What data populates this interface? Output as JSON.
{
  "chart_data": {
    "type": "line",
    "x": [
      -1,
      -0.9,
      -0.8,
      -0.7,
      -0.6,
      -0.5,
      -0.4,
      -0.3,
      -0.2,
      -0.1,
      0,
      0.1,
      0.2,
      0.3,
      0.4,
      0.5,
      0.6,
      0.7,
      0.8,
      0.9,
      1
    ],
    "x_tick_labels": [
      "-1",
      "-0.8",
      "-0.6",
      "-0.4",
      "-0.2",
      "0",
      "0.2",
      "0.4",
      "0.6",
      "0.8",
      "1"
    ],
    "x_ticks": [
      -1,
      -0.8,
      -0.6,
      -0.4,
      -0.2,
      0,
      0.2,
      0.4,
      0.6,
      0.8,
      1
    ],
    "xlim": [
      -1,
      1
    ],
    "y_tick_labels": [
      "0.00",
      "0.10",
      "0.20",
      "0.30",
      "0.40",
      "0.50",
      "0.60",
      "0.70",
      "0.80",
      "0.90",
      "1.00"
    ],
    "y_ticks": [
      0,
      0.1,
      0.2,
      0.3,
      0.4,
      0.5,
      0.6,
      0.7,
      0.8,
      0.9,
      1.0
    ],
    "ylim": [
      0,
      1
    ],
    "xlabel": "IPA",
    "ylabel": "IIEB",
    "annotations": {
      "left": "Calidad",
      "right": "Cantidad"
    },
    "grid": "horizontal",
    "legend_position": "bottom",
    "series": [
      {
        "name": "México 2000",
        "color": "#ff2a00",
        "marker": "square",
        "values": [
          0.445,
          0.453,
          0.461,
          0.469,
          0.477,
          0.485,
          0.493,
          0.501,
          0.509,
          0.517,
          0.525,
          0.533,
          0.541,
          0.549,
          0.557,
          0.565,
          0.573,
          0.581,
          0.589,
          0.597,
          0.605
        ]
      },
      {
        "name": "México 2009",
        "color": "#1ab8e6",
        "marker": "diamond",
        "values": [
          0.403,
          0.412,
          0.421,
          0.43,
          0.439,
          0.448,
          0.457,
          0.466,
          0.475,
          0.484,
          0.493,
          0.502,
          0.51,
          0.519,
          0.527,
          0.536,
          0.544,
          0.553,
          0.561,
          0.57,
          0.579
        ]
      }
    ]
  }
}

------------------------------

Short task. Repeat all the records. Match each line exactly.

Response.
What data populates this interface? Output as JSON.
{
  "chart_data": {
    "type": "line",
    "x": [
      -1,
      -0.9,
      -0.8,
      -0.7,
      -0.6,
      -0.5,
      -0.4,
      -0.3,
      -0.2,
      -0.1,
      0,
      0.1,
      0.2,
      0.3,
      0.4,
      0.5,
      0.6,
      0.7,
      0.8,
      0.9,
      1
    ],
    "x_tick_labels": [
      "-1",
      "-0.8",
      "-0.6",
      "-0.4",
      "-0.2",
      "0",
      "0.2",
      "0.4",
      "0.6",
      "0.8",
      "1"
    ],
    "x_ticks": [
      -1,
      -0.8,
      -0.6,
      -0.4,
      -0.2,
      0,
      0.2,
      0.4,
      0.6,
      0.8,
      1
    ],
    "xlim": [
      -1,
      1
    ],
    "y_tick_labels": [
      "0.00",
      "0.10",
      "0.20",
      "0.30",
      "0.40",
      "0.50",
      "0.60",
      "0.70",
      "0.80",
      "0.90",
      "1.00"
    ],
    "y_ticks": [
      0,
      0.1,
      0.2,
      0.3,
      0.4,
      0.5,
      0.6,
      0.7,
      0.8,
      0.9,
      1.0
    ],
    "ylim": [
      0,
      1
    ],
    "xlabel": "IPA",
    "ylabel": "IIEB",
    "annotations": {
      "left": "Calidad",
      "right": "Cantidad"
    },
    "grid": "horizontal",
    "legend_position": "bottom",
    "series": [
      {
        "name": "México 2000",
        "color": "#ff2a00",
        "marker": "square",
        "values": [
          0.445,
          0.453,
          0.461,
          0.469,
          0.477,
          0.485,
          0.493,
          0.501,
          0.509,
          0.517,
          0.525,
          0.533,
          0.541,
          0.549,
          0.557,
          0.565,
          0.573,
          0.581,
          0.589,
          0.597,
          0.605
        ]
      },
      {
        "name": "México 2009",
        "color": "#1ab8e6",
        "marker": "diamond",
        "values": [
          0.403,
          0.412,
          0.421,
          0.43,
          0.439,
          0.448,
          0.457,
          0.466,
          0.475,
          0.484,
          0.493,
          0.502,
          0.51,
          0.519,
          0.527,
          0.536,
          0.544,
          0.553,
          0.561,
          0.57,
          0.579
        ]
      }
    ]
  }
}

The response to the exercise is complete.